--- BEGIN ---

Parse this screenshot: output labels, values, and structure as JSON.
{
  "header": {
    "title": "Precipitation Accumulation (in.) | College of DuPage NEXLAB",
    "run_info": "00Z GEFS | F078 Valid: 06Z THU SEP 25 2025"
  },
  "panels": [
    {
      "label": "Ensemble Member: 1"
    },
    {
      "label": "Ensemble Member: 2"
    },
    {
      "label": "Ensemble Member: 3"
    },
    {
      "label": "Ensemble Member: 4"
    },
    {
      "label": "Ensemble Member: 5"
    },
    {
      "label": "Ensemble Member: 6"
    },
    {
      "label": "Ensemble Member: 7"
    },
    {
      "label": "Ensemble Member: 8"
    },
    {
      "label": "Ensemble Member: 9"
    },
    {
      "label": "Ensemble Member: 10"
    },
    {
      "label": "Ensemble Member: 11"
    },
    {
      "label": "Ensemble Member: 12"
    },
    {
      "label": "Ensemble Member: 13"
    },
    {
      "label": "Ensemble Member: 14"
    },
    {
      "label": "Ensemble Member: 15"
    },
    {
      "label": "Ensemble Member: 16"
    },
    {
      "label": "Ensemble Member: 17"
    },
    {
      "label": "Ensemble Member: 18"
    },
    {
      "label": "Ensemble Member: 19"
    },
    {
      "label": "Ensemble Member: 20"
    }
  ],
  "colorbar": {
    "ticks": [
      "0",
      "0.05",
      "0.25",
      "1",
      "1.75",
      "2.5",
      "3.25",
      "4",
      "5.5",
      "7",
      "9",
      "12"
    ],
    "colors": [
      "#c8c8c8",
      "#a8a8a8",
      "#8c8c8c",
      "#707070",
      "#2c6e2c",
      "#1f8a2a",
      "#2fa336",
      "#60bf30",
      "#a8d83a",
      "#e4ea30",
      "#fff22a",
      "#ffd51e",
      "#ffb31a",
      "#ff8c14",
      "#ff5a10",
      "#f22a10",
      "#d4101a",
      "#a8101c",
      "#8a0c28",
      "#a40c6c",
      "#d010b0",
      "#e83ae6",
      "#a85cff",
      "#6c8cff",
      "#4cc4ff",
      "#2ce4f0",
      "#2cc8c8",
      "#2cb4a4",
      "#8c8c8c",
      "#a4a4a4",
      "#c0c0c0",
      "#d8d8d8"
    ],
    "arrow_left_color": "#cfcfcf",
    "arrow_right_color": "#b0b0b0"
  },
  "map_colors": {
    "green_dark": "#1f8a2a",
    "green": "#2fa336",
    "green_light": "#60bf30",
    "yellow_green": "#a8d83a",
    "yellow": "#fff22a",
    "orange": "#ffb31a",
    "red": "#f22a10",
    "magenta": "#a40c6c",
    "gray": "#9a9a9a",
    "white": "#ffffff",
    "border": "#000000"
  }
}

--- END ---

* STATED TASK *
Copy out each line exactly.

* ANSWER TO THE PROBLEM *
Parse this screenshot: output labels, values, and structure as JSON.
{
  "header": {
    "title": "Precipitation Accumulation (in.) | College of DuPage NEXLAB",
    "run_info": "00Z GEFS | F078 Valid: 06Z THU SEP 25 2025"
  },
  "panels": [
    {
      "label": "Ensemble Member: 1"
    },
    {
      "label": "Ensemble Member: 2"
    },
    {
      "label": "Ensemble Member: 3"
    },
    {
      "label": "Ensemble Member: 4"
    },
    {
      "label": "Ensemble Member: 5"
    },
    {
      "label": "Ensemble Member: 6"
    },
    {
      "label": "Ensemble Member: 7"
    },
    {
      "label": "Ensemble Member: 8"
    },
    {
      "label": "Ensemble Member: 9"
    },
    {
      "label": "Ensemble Member: 10"
    },
    {
      "label": "Ensemble Member: 11"
    },
    {
      "label": "Ensemble Member: 12"
    },
    {
      "label": "Ensemble Member: 13"
    },
    {
      "label": "Ensemble Member: 14"
    },
    {
      "label": "Ensemble Member: 15"
    },
    {
      "label": "Ensemble Member: 16"
    },
    {
      "label": "Ensemble Member: 17"
    },
    {
      "label": "Ensemble Member: 18"
    },
    {
      "label": "Ensemble Member: 19"
    },
    {
      "label": "Ensemble Member: 20"
    }
  ],
  "colorbar": {
    "ticks": [
      "0",
      "0.05",
      "0.25",
      "1",
      "1.75",
      "2.5",
      "3.25",
      "4",
      "5.5",
      "7",
      "9",
      "12"
    ],
    "colors": [
      "#c8c8c8",
      "#a8a8a8",
      "#8c8c8c",
      "#707070",
      "#2c6e2c",
      "#1f8a2a",
      "#2fa336",
      "#60bf30",
      "#a8d83a",
      "#e4ea30",
      "#fff22a",
      "#ffd51e",
      "#ffb31a",
      "#ff8c14",
      "#ff5a10",
      "#f22a10",
      "#d4101a",
      "#a8101c",
      "#8a0c28",
      "#a40c6c",
      "#d010b0",
      "#e83ae6",
      "#a85cff",
      "#6c8cff",
      "#4cc4ff",
      "#2ce4f0",
      "#2cc8c8",
      "#2cb4a4",
      "#8c8c8c",
      "#a4a4a4",
      "#c0c0c0",
      "#d8d8d8"
    ],
    "arrow_left_color": "#cfcfcf",
    "arrow_right_color": "#b0b0b0"
  },
  "map_colors": {
    "green_dark": "#1f8a2a",
    "green": "#2fa336",
    "green_light": "#60bf30",
    "yellow_green": "#a8d83a",
    "yellow": "#fff22a",
    "orange": "#ffb31a",
    "red": "#f22a10",
    "magenta": "#a40c6c",
    "gray": "#9a9a9a",
    "white": "#ffffff",
    "border": "#000000"
  }
}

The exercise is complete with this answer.